BRIEF =>
Check each line of the records below for the string "name", then state how many lines contain it, with no other output.

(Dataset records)
──────────

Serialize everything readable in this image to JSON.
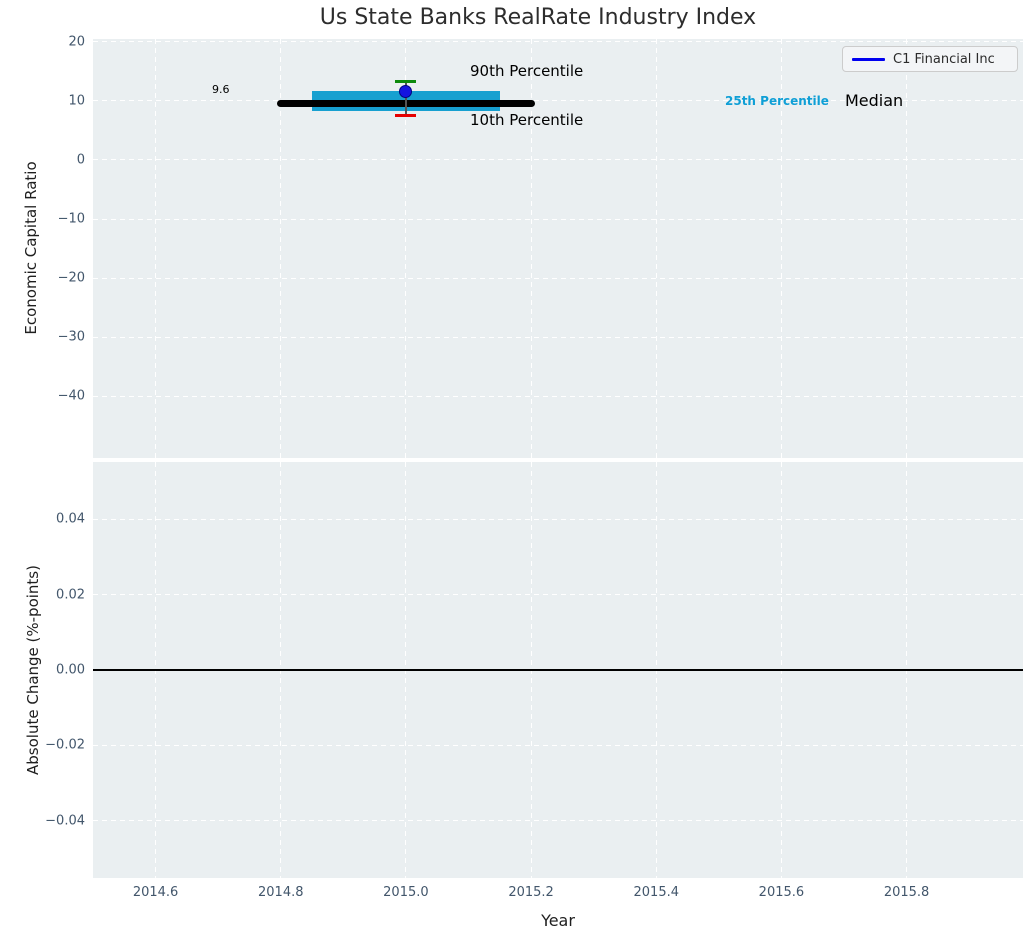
{
  "chart_data": {
    "type": "box-whisker-timeline",
    "title": "Us State Banks RealRate Industry Index",
    "x": {
      "label": "Year",
      "xlim": [
        2014.5,
        2015.986
      ],
      "ticks": [
        {
          "v": 2014.6,
          "label": "2014.6"
        },
        {
          "v": 2014.8,
          "label": "2014.8"
        },
        {
          "v": 2015.0,
          "label": "2015.0"
        },
        {
          "v": 2015.2,
          "label": "2015.2"
        },
        {
          "v": 2015.4,
          "label": "2015.4"
        },
        {
          "v": 2015.6,
          "label": "2015.6"
        },
        {
          "v": 2015.8,
          "label": "2015.8"
        }
      ]
    },
    "panels": [
      {
        "name": "economic-capital-ratio",
        "ylabel": "Economic Capital Ratio",
        "ylim": [
          -50.4,
          20.44
        ],
        "yticks": [
          {
            "v": 20,
            "label": "20"
          },
          {
            "v": 10,
            "label": "10"
          },
          {
            "v": 0,
            "label": "0"
          },
          {
            "v": -10,
            "label": "−10"
          },
          {
            "v": -20,
            "label": "−20"
          },
          {
            "v": -30,
            "label": "−30"
          },
          {
            "v": -40,
            "label": "−40"
          }
        ],
        "legend": {
          "label": "C1 Financial Inc"
        },
        "annotations": {
          "p90": "90th Percentile",
          "p10": "10th Percentile",
          "p25": "25th Percentile",
          "median": "Median"
        },
        "series": {
          "median": {
            "value": 9.6,
            "label": "9.6",
            "x_start": 2014.8,
            "x_end": 2015.2
          },
          "iqr": {
            "p25": 8.2,
            "p75": 11.7,
            "x_start": 2014.85,
            "x_end": 2015.15
          },
          "whiskers": {
            "p10": 7.5,
            "p90": 13.3,
            "x": 2015.0
          },
          "company": {
            "name": "C1 Financial Inc",
            "x": 2015.0,
            "value": 11.5
          }
        }
      },
      {
        "name": "absolute-change",
        "ylabel": "Absolute Change (%-points)",
        "ylim": [
          -0.0551,
          0.0551
        ],
        "yticks": [
          {
            "v": 0.04,
            "label": "0.04"
          },
          {
            "v": 0.02,
            "label": "0.02"
          },
          {
            "v": 0.0,
            "label": "0.00"
          },
          {
            "v": -0.02,
            "label": "−0.02"
          },
          {
            "v": -0.04,
            "label": "−0.04"
          }
        ],
        "zero_line": 0.0
      }
    ],
    "colors": {
      "axes_background": "#eaeff1",
      "grid": "#ffffff",
      "iqr_band": "#17a0d0",
      "median_line": "#000000",
      "p90_cap": "#0d8a0d",
      "p10_cap": "#e60000",
      "whisker": "#555555",
      "company_dot": "#1414e0",
      "company_dot_edge": "#000080",
      "legend_line": "#0000f0",
      "p25_label_color": "#0f9fd6",
      "zero_line": "#000000"
    }
  }
}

──────────

OUTPUT OF THE EXERCISE =>
3